TASK INPUTS:
____
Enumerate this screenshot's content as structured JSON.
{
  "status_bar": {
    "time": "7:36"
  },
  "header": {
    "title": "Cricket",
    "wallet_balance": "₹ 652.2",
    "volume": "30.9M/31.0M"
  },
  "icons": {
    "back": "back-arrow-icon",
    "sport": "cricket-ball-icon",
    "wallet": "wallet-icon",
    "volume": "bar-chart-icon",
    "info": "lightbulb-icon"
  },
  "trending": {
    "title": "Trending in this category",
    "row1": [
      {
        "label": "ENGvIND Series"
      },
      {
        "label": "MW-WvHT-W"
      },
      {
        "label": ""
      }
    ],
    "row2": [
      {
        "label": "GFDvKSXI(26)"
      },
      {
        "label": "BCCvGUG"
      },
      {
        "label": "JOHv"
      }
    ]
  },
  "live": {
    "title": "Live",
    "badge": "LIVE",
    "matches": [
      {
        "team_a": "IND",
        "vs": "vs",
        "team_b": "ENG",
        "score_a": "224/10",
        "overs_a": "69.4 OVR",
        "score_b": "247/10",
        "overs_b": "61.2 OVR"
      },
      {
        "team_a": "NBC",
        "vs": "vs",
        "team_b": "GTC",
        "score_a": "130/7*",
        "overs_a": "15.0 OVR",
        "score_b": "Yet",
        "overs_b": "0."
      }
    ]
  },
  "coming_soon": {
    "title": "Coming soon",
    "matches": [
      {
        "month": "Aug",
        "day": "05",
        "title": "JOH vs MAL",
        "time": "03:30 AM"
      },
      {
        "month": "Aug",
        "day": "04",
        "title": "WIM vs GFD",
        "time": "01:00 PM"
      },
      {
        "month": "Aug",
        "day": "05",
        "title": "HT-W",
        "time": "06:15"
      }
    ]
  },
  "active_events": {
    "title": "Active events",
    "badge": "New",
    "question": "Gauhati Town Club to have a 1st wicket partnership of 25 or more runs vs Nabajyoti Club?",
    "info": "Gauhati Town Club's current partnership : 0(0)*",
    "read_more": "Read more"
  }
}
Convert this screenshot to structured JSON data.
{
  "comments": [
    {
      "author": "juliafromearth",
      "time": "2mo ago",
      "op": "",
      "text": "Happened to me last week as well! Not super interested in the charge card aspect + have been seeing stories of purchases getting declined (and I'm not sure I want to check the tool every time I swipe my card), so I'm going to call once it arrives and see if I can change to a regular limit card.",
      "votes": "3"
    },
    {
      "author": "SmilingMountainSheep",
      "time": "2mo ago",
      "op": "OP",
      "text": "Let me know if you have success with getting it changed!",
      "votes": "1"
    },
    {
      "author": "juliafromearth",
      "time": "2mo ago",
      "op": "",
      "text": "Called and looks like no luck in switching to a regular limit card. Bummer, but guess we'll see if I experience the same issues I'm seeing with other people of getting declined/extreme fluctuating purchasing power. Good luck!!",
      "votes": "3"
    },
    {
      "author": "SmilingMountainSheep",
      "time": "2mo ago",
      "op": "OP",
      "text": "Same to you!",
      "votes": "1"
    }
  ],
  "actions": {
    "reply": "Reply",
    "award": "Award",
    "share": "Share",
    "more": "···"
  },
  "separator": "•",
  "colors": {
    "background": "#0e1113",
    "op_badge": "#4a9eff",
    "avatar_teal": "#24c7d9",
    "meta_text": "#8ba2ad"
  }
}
____
PROMPT: Transcribe all lines as written.

ANSWER TO THIS PROBLEM:
Enumerate this screenshot's content as structured JSON.
{
  "status_bar": {
    "time": "7:36"
  },
  "header": {
    "title": "Cricket",
    "wallet_balance": "₹ 652.2",
    "volume": "30.9M/31.0M"
  },
  "icons": {
    "back": "back-arrow-icon",
    "sport": "cricket-ball-icon",
    "wallet": "wallet-icon",
    "volume": "bar-chart-icon",
    "info": "lightbulb-icon"
  },
  "trending": {
    "title": "Trending in this category",
    "row1": [
      {
        "label": "ENGvIND Series"
      },
      {
        "label": "MW-WvHT-W"
      },
      {
        "label": ""
      }
    ],
    "row2": [
      {
        "label": "GFDvKSXI(26)"
      },
      {
        "label": "BCCvGUG"
      },
      {
        "label": "JOHv"
      }
    ]
  },
  "live": {
    "title": "Live",
    "badge": "LIVE",
    "matches": [
      {
        "team_a": "IND",
        "vs": "vs",
        "team_b": "ENG",
        "score_a": "224/10",
        "overs_a": "69.4 OVR",
        "score_b": "247/10",
        "overs_b": "61.2 OVR"
      },
      {
        "team_a": "NBC",
        "vs": "vs",
        "team_b": "GTC",
        "score_a": "130/7*",
        "overs_a": "15.0 OVR",
        "score_b": "Yet",
        "overs_b": "0."
      }
    ]
  },
  "coming_soon": {
    "title": "Coming soon",
    "matches": [
      {
        "month": "Aug",
        "day": "05",
        "title": "JOH vs MAL",
        "time": "03:30 AM"
      },
      {
        "month": "Aug",
        "day": "04",
        "title": "WIM vs GFD",
        "time": "01:00 PM"
      },
      {
        "month": "Aug",
        "day": "05",
        "title": "HT-W",
        "time": "06:15"
      }
    ]
  },
  "active_events": {
    "title": "Active events",
    "badge": "New",
    "question": "Gauhati Town Club to have a 1st wicket partnership of 25 or more runs vs Nabajyoti Club?",
    "info": "Gauhati Town Club's current partnership : 0(0)*",
    "read_more": "Read more"
  }
}
Convert this screenshot to structured JSON data.
{
  "comments": [
    {
      "author": "juliafromearth",
      "time": "2mo ago",
      "op": "",
      "text": "Happened to me last week as well! Not super interested in the charge card aspect + have been seeing stories of purchases getting declined (and I'm not sure I want to check the tool every time I swipe my card), so I'm going to call once it arrives and see if I can change to a regular limit card.",
      "votes": "3"
    },
    {
      "author": "SmilingMountainSheep",
      "time": "2mo ago",
      "op": "OP",
      "text": "Let me know if you have success with getting it changed!",
      "votes": "1"
    },
    {
      "author": "juliafromearth",
      "time": "2mo ago",
      "op": "",
      "text": "Called and looks like no luck in switching to a regular limit card. Bummer, but guess we'll see if I experience the same issues I'm seeing with other people of getting declined/extreme fluctuating purchasing power. Good luck!!",
      "votes": "3"
    },
    {
      "author": "SmilingMountainSheep",
      "time": "2mo ago",
      "op": "OP",
      "text": "Same to you!",
      "votes": "1"
    }
  ],
  "actions": {
    "reply": "Reply",
    "award": "Award",
    "share": "Share",
    "more": "···"
  },
  "separator": "•",
  "colors": {
    "background": "#0e1113",
    "op_badge": "#4a9eff",
    "avatar_teal": "#24c7d9",
    "meta_text": "#8ba2ad"
  }
}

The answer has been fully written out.